(MATERIAL TO PROCESS Opens)
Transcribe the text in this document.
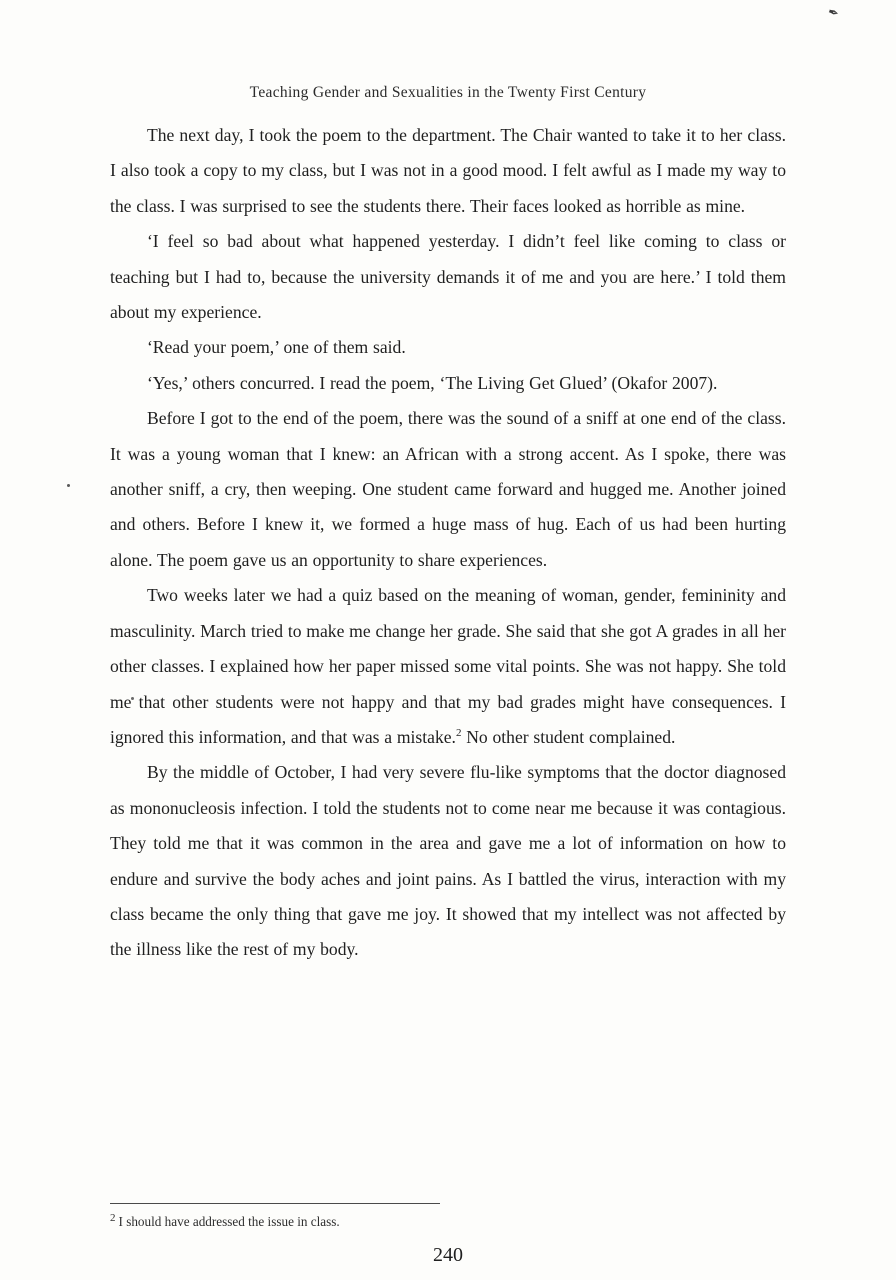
✒
Teaching Gender and Sexualities in the Twenty First Century

The next day, I took the poem to the department. The Chair wanted to take it to her class. I also took a copy to my class, but I was not in a good mood. I felt awful as I made my way to the class. I was surprised to see the students there. Their faces looked as horrible as mine.

‘I feel so bad about what happened yesterday. I didn’t feel like coming to class or teaching but I had to, because the university demands it of me and you are here.’ I told them about my experience.

‘Read your poem,’ one of them said.

‘Yes,’ others concurred. I read the poem, ‘The Living Get Glued’ (Okafor 2007).

Before I got to the end of the poem, there was the sound of a sniff at one end of the class. It was a young woman that I knew: an African with a strong accent. As I spoke, there was another sniff, a cry, then weeping. One student came forward and hugged me. Another joined and others. Before I knew it, we formed a huge mass of hug. Each of us had been hurting alone. The poem gave us an opportunity to share experiences.

Two weeks later we had a quiz based on the meaning of woman, gender, femininity and masculinity. March tried to make me change her grade. She said that she got A grades in all her other classes. I explained how her paper missed some vital points. She was not happy. She told me that other students were not happy and that my bad grades might have consequences. I ignored this information, and that was a mistake.$^2$ No other student complained.

By the middle of October, I had very severe flu-like symptoms that the doctor diagnosed as mononucleosis infection. I told the students not to come near me because it was contagious. They told me that it was common in the area and gave me a lot of information on how to endure and survive the body aches and joint pains. As I battled the virus, interaction with my class became the only thing that gave me joy. It showed that my intellect was not affected by the illness like the rest of my body.

$^2$ I should have addressed the issue in class.
240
(MATERIAL TO PROCESS Closes)
YOUR GOAL =>
All the records need to be set down word for word, with the images left out.

EXERCISE OUTPUT =>
Transcribe the text in this document.
✒
Teaching Gender and Sexualities in the Twenty First Century

The next day, I took the poem to the department. The Chair wanted to take it to her class. I also took a copy to my class, but I was not in a good mood. I felt awful as I made my way to the class. I was surprised to see the students there. Their faces looked as horrible as mine.

‘I feel so bad about what happened yesterday. I didn’t feel like coming to class or teaching but I had to, because the university demands it of me and you are here.’ I told them about my experience.

‘Read your poem,’ one of them said.

‘Yes,’ others concurred. I read the poem, ‘The Living Get Glued’ (Okafor 2007).

Before I got to the end of the poem, there was the sound of a sniff at one end of the class. It was a young woman that I knew: an African with a strong accent. As I spoke, there was another sniff, a cry, then weeping. One student came forward and hugged me. Another joined and others. Before I knew it, we formed a huge mass of hug. Each of us had been hurting alone. The poem gave us an opportunity to share experiences.

Two weeks later we had a quiz based on the meaning of woman, gender, femininity and masculinity. March tried to make me change her grade. She said that she got A grades in all her other classes. I explained how her paper missed some vital points. She was not happy. She told me that other students were not happy and that my bad grades might have consequences. I ignored this information, and that was a mistake.$^2$ No other student complained.

By the middle of October, I had very severe flu-like symptoms that the doctor diagnosed as mononucleosis infection. I told the students not to come near me because it was contagious. They told me that it was common in the area and gave me a lot of information on how to endure and survive the body aches and joint pains. As I battled the virus, interaction with my class became the only thing that gave me joy. It showed that my intellect was not affected by the illness like the rest of my body.

$^2$ I should have addressed the issue in class.
240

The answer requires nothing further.